--- START OF PAGE TEXT ---

Not everyone is unhappy about Labour's anti-immigration mugs. Ukip are very, very happy.

By Tim Wigmore

Ed Miliband describes himself as a different sort of politician. This guy is different: he under-promises and over-delivers.

But evidently not when it comes to immigration. “Controls on immigration,” reads that mug. “I’m voting Labour.” There is plenty to object to about the mug, as Stephen has brilliantly explained. And there is another dimension too: it is a Ukip dream – “comedy gold,” as a senior Ukip source puts it.

The reason is simple. Any discussion of immigration helps Ukip, by raising the salience of the issue in voters’ minds – “it is our key breakout issue,” the Ukip figure says.

--- END OF PAGE TEXT ---
--- START OF DATA SHOWN ---

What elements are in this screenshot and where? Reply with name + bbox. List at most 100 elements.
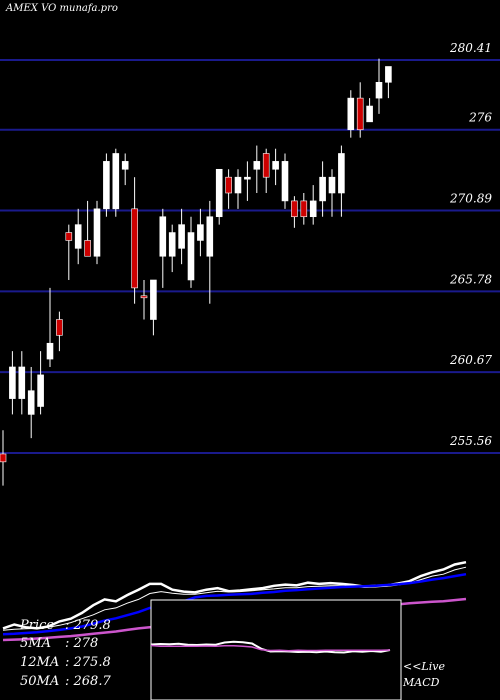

--- END OF DATA SHOWN ---

◆ PROBLEM TO WORK ON: Copy word for word the passage of the Labour immigration mug article that begins with the words containing "But evidently not" and ends with "Ukip figure says.".

◆ OUTPUT FOR THIS EXERCISE:
But evidently not when it comes to immigration. “Controls on immigration,” reads that mug. “I’m voting Labour.” There is plenty to object to about the mug, as Stephen has brilliantly explained. And there is another dimension too: it is a Ukip dream – “comedy gold,” as a senior Ukip source puts it.

The reason is simple. Any discussion of immigration helps Ukip, by raising the salience of the issue in voters’ minds – “it is our key breakout issue,” the Ukip figure says.